Data entries for graphics
━━━━━━━━━━━━━━━━━━━━

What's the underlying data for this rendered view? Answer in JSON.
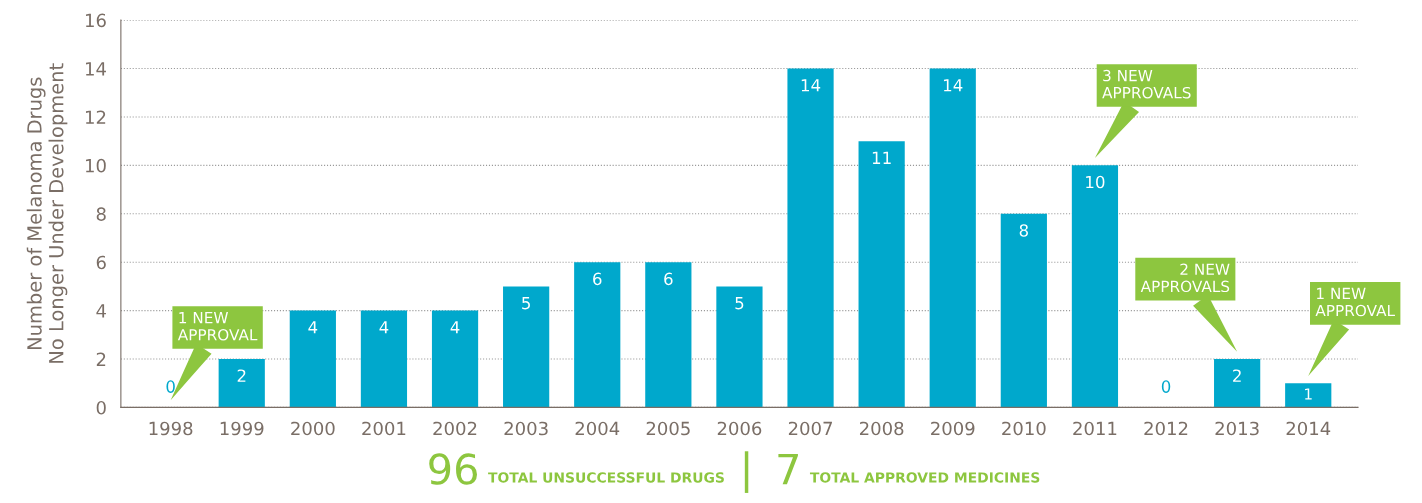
{
  "chart_data": {
    "type": "bar",
    "ylabel": "Number of Melanoma Drugs\nNo Longer Under Development",
    "categories": [
      "1998",
      "1999",
      "2000",
      "2001",
      "2002",
      "2003",
      "2004",
      "2005",
      "2006",
      "2007",
      "2008",
      "2009",
      "2010",
      "2011",
      "2012",
      "2013",
      "2014"
    ],
    "values": [
      0,
      2,
      4,
      4,
      4,
      5,
      6,
      6,
      5,
      14,
      11,
      14,
      8,
      10,
      0,
      2,
      1
    ],
    "color": "#00a8cc",
    "ylim": [
      0,
      16
    ],
    "yticks": [
      0,
      2,
      4,
      6,
      8,
      10,
      12,
      14,
      16
    ],
    "grid": "y",
    "data_labels": true,
    "annotations": [
      "1 NEW\nAPPROVAL",
      "3 NEW\nAPPROVALS",
      "2 NEW\nAPPROVALS",
      "1 NEW\nAPPROVAL",
      "96 TOTAL UNSUCCESSFUL DRUGS",
      "|",
      "7 TOTAL APPROVED MEDICINES"
    ]
  }
}
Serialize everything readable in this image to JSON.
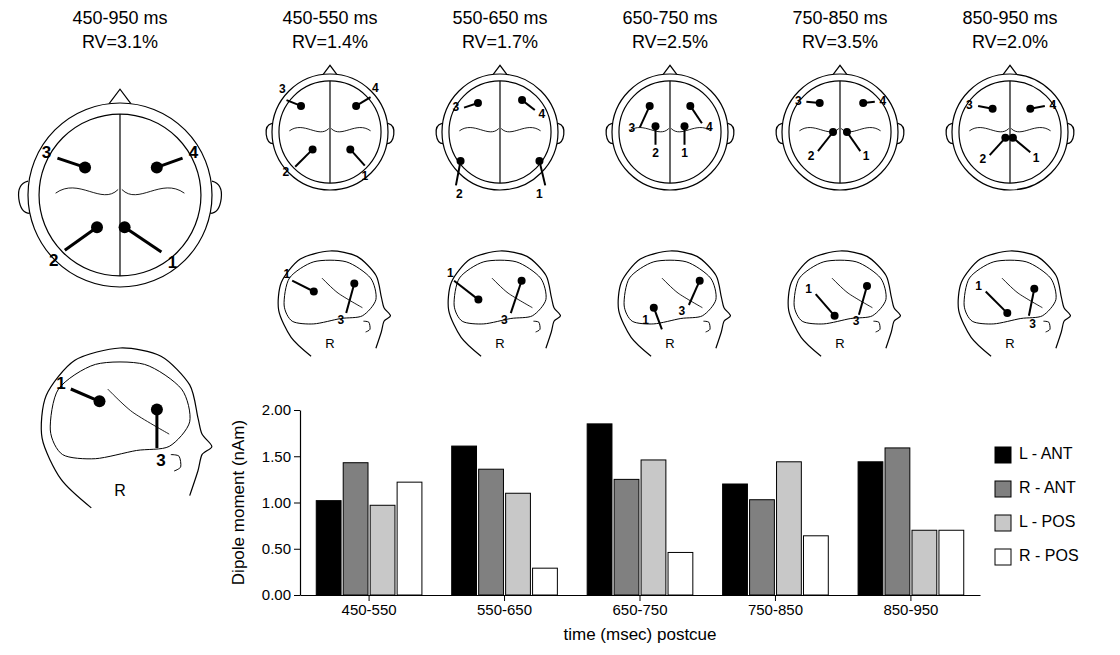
{
  "panels": [
    {
      "title": "450-950 ms",
      "rv": "RV=3.1%",
      "axial_labels": [
        "1",
        "2",
        "3",
        "4"
      ],
      "sagittal_labels": [
        "1",
        "3"
      ],
      "view": "R"
    },
    {
      "title": "450-550 ms",
      "rv": "RV=1.4%",
      "axial_labels": [
        "1",
        "2",
        "3",
        "4"
      ],
      "sagittal_labels": [
        "1",
        "3"
      ],
      "view": "R"
    },
    {
      "title": "550-650 ms",
      "rv": "RV=1.7%",
      "axial_labels": [
        "1",
        "2",
        "3",
        "4"
      ],
      "sagittal_labels": [
        "1",
        "3"
      ],
      "view": "R"
    },
    {
      "title": "650-750 ms",
      "rv": "RV=2.5%",
      "axial_labels": [
        "1",
        "2",
        "3",
        "4"
      ],
      "sagittal_labels": [
        "1",
        "3"
      ],
      "view": "R"
    },
    {
      "title": "750-850 ms",
      "rv": "RV=3.5%",
      "axial_labels": [
        "1",
        "2",
        "3",
        "4"
      ],
      "sagittal_labels": [
        "1",
        "3"
      ],
      "view": "R"
    },
    {
      "title": "850-950 ms",
      "rv": "RV=2.0%",
      "axial_labels": [
        "1",
        "2",
        "3",
        "4"
      ],
      "sagittal_labels": [
        "1",
        "3"
      ],
      "view": "R"
    }
  ],
  "chart_data": {
    "type": "bar",
    "x_label": "time (msec) postcue",
    "y_label": "Dipole moment (nAm)",
    "categories": [
      "450-550",
      "550-650",
      "650-750",
      "750-850",
      "850-950"
    ],
    "series": [
      {
        "name": "L - ANT",
        "color": "#000000",
        "values": [
          1.02,
          1.61,
          1.85,
          1.2,
          1.44
        ]
      },
      {
        "name": "R - ANT",
        "color": "#808080",
        "values": [
          1.43,
          1.36,
          1.25,
          1.03,
          1.59
        ]
      },
      {
        "name": "L - POS",
        "color": "#c8c8c8",
        "values": [
          0.97,
          1.1,
          1.46,
          1.44,
          0.7
        ]
      },
      {
        "name": "R - POS",
        "color": "#ffffff",
        "values": [
          1.22,
          0.29,
          0.46,
          0.64,
          0.7
        ]
      }
    ],
    "ylim": [
      0,
      2
    ],
    "yticks": [
      {
        "value": 0,
        "label": "0.00"
      },
      {
        "value": 0.5,
        "label": "0.50"
      },
      {
        "value": 1,
        "label": "1.00"
      },
      {
        "value": 1.5,
        "label": "1.50"
      },
      {
        "value": 2,
        "label": "2.00"
      }
    ],
    "grid": false,
    "legend": "right"
  }
}
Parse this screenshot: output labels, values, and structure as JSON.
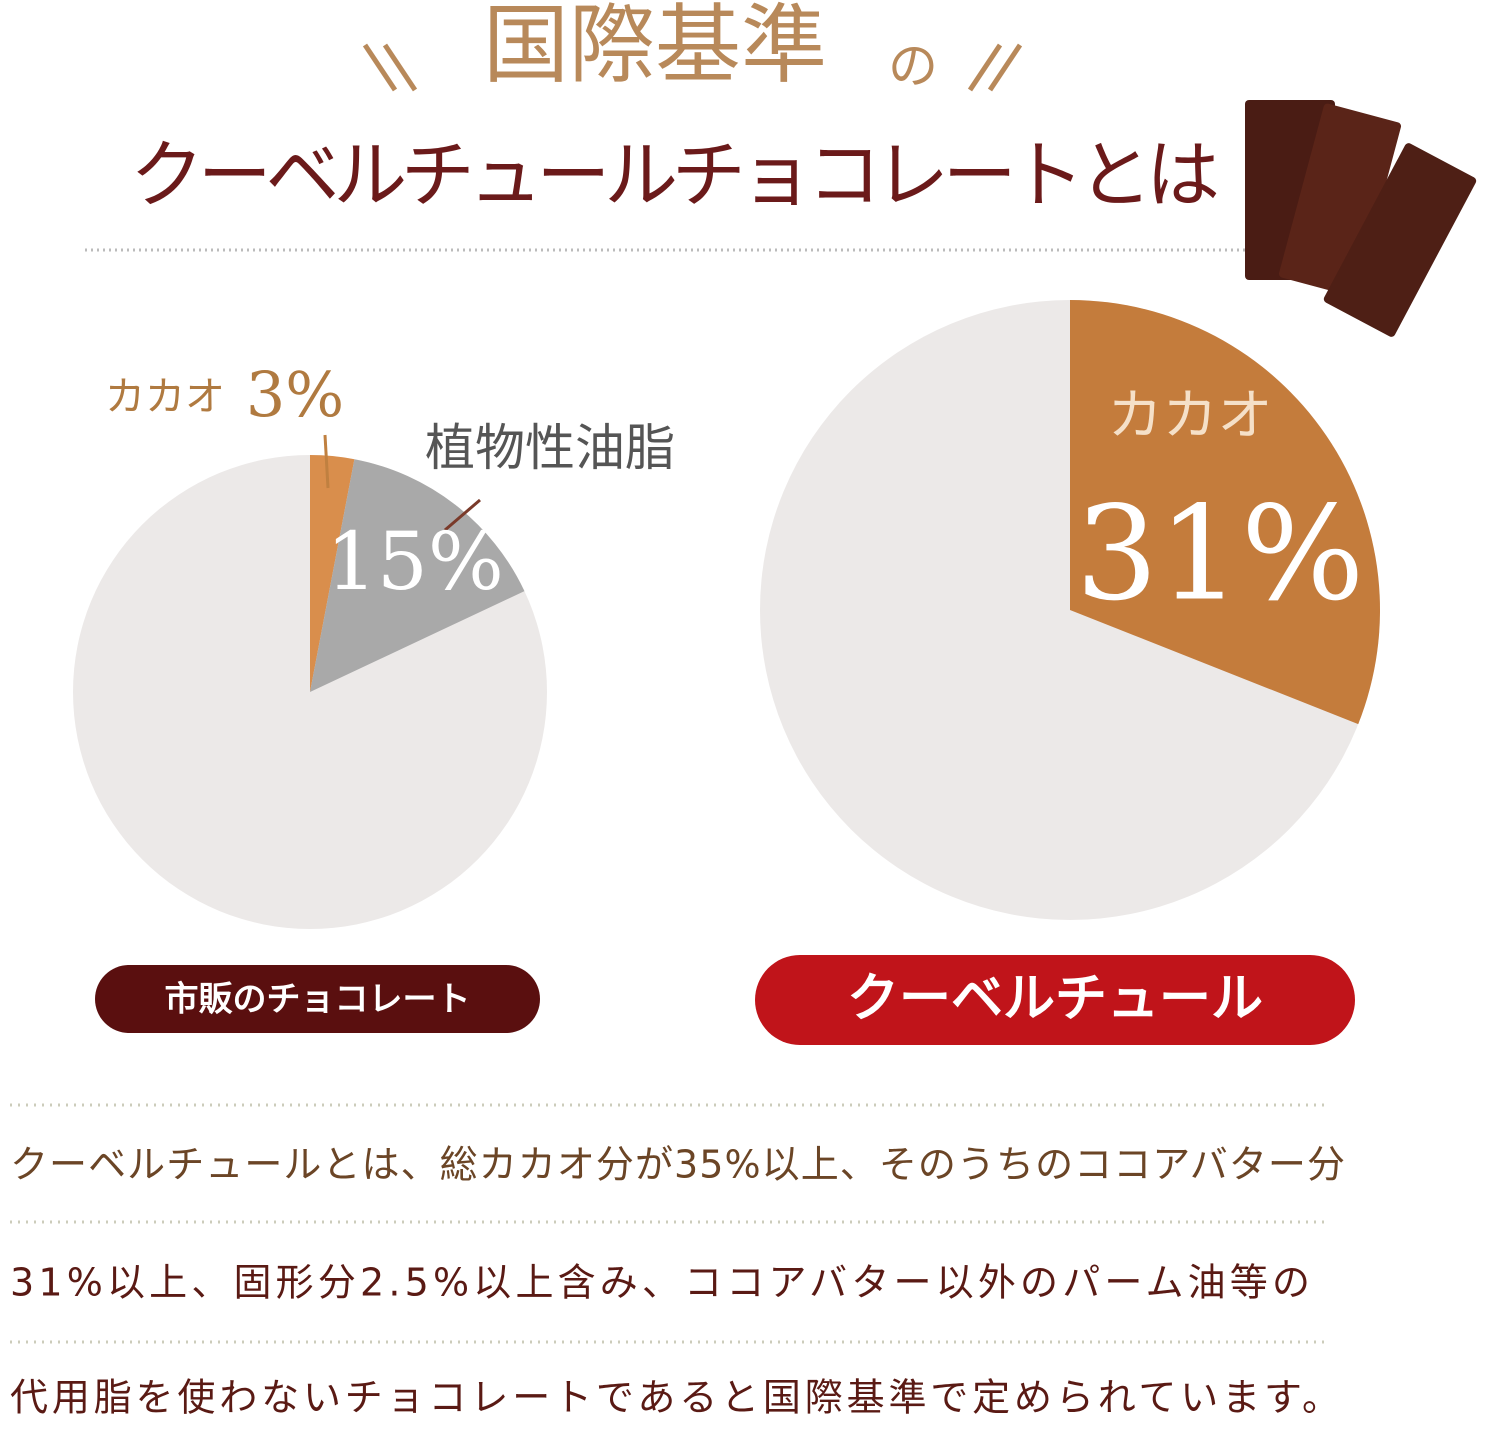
{
  "header": {
    "title": "国際基準",
    "particle": "の",
    "subtitle": "クーベルチュールチョコレートとは"
  },
  "chart_data": [
    {
      "type": "pie",
      "title": "市販のチョコレート",
      "categories": [
        "カカオ",
        "植物性油脂"
      ],
      "values": [
        3,
        15
      ],
      "value_labels": [
        "3%",
        "15%"
      ],
      "colors": [
        "#d98e4c",
        "#a9a9a9"
      ]
    },
    {
      "type": "pie",
      "title": "クーベルチュール",
      "categories": [
        "カカオ"
      ],
      "values": [
        31
      ],
      "value_labels": [
        "31%"
      ],
      "colors": [
        "#c47c3c"
      ]
    }
  ],
  "body": {
    "lines": [
      "クーベルチュールとは、総カカオ分が35%以上、そのうちのココアバター分",
      "31%以上、固形分2.5%以上含み、ココアバター以外のパーム油等の",
      "代用脂を使わないチョコレートであると国際基準で定められています。"
    ]
  }
}
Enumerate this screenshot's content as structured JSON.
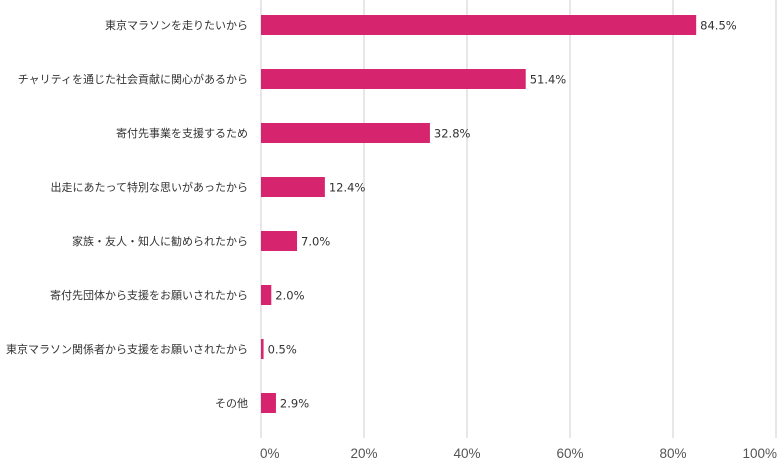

━━━━━━━━━━━━━━━━━━━━

Reproduce the full material exactly, excluding the pictures.

What's the underlying data for this rendered view? Answer in JSON.
{
  "chart_data": {
    "type": "bar",
    "ylabel": "Number of Melanoma Drugs\nNo Longer Under Development",
    "categories": [
      "1998",
      "1999",
      "2000",
      "2001",
      "2002",
      "2003",
      "2004",
      "2005",
      "2006",
      "2007",
      "2008",
      "2009",
      "2010",
      "2011",
      "2012",
      "2013",
      "2014"
    ],
    "values": [
      0,
      2,
      4,
      4,
      4,
      5,
      6,
      6,
      5,
      14,
      11,
      14,
      8,
      10,
      0,
      2,
      1
    ],
    "color": "#00a8cc",
    "ylim": [
      0,
      16
    ],
    "yticks": [
      0,
      2,
      4,
      6,
      8,
      10,
      12,
      14,
      16
    ],
    "grid": "y",
    "data_labels": true,
    "annotations": [
      "1 NEW\nAPPROVAL",
      "3 NEW\nAPPROVALS",
      "2 NEW\nAPPROVALS",
      "1 NEW\nAPPROVAL",
      "96 TOTAL UNSUCCESSFUL DRUGS",
      "|",
      "7 TOTAL APPROVED MEDICINES"
    ]
  }
}
Serialize everything readable in this image to JSON.
{
  "panels": [
    {
      "title": "450-950 ms",
      "rv": "RV=3.1%",
      "axial_labels": [
        "1",
        "2",
        "3",
        "4"
      ],
      "sagittal_labels": [
        "1",
        "3"
      ],
      "view": "R"
    },
    {
      "title": "450-550 ms",
      "rv": "RV=1.4%",
      "axial_labels": [
        "1",
        "2",
        "3",
        "4"
      ],
      "sagittal_labels": [
        "1",
        "3"
      ],
      "view": "R"
    },
    {
      "title": "550-650 ms",
      "rv": "RV=1.7%",
      "axial_labels": [
        "1",
        "2",
        "3",
        "4"
      ],
      "sagittal_labels": [
        "1",
        "3"
      ],
      "view": "R"
    },
    {
      "title": "650-750 ms",
      "rv": "RV=2.5%",
      "axial_labels": [
        "1",
        "2",
        "3",
        "4"
      ],
      "sagittal_labels": [
        "1",
        "3"
      ],
      "view": "R"
    },
    {
      "title": "750-850 ms",
      "rv": "RV=3.5%",
      "axial_labels": [
        "1",
        "2",
        "3",
        "4"
      ],
      "sagittal_labels": [
        "1",
        "3"
      ],
      "view": "R"
    },
    {
      "title": "850-950 ms",
      "rv": "RV=2.0%",
      "axial_labels": [
        "1",
        "2",
        "3",
        "4"
      ],
      "sagittal_labels": [
        "1",
        "3"
      ],
      "view": "R"
    }
  ],
  "chart_data": {
    "type": "bar",
    "x_label": "time (msec) postcue",
    "y_label": "Dipole moment (nAm)",
    "categories": [
      "450-550",
      "550-650",
      "650-750",
      "750-850",
      "850-950"
    ],
    "series": [
      {
        "name": "L - ANT",
        "color": "#000000",
        "values": [
          1.02,
          1.61,
          1.85,
          1.2,
          1.44
        ]
      },
      {
        "name": "R - ANT",
        "color": "#808080",
        "values": [
          1.43,
          1.36,
          1.25,
          1.03,
          1.59
        ]
      },
      {
        "name": "L - POS",
        "color": "#c8c8c8",
        "values": [
          0.97,
          1.1,
          1.46,
          1.44,
          0.7
        ]
      },
      {
        "name": "R - POS",
        "color": "#ffffff",
        "values": [
          1.22,
          0.29,
          0.46,
          0.64,
          0.7
        ]
      }
    ],
    "ylim": [
      0,
      2
    ],
    "yticks": [
      {
        "value": 0,
        "label": "0.00"
      },
      {
        "value": 0.5,
        "label": "0.50"
      },
      {
        "value": 1,
        "label": "1.00"
      },
      {
        "value": 1.5,
        "label": "1.50"
      },
      {
        "value": 2,
        "label": "2.00"
      }
    ],
    "grid": false,
    "legend": "right"
  }
}
Parse this screenshot: output labels, values, and structure as JSON.
{
  "header": {
    "title": "国際基準",
    "particle": "の",
    "subtitle": "クーベルチュールチョコレートとは"
  },
  "chart_data": [
    {
      "type": "pie",
      "title": "市販のチョコレート",
      "categories": [
        "カカオ",
        "植物性油脂"
      ],
      "values": [
        3,
        15
      ],
      "value_labels": [
        "3%",
        "15%"
      ],
      "colors": [
        "#d98e4c",
        "#a9a9a9"
      ]
    },
    {
      "type": "pie",
      "title": "クーベルチュール",
      "categories": [
        "カカオ"
      ],
      "values": [
        31
      ],
      "value_labels": [
        "31%"
      ],
      "colors": [
        "#c47c3c"
      ]
    }
  ],
  "body": {
    "lines": [
      "クーベルチュールとは、総カカオ分が35%以上、そのうちのココアバター分",
      "31%以上、固形分2.5%以上含み、ココアバター以外のパーム油等の",
      "代用脂を使わないチョコレートであると国際基準で定められています。"
    ]
  }
}
Enumerate this screenshot's content as structured JSON.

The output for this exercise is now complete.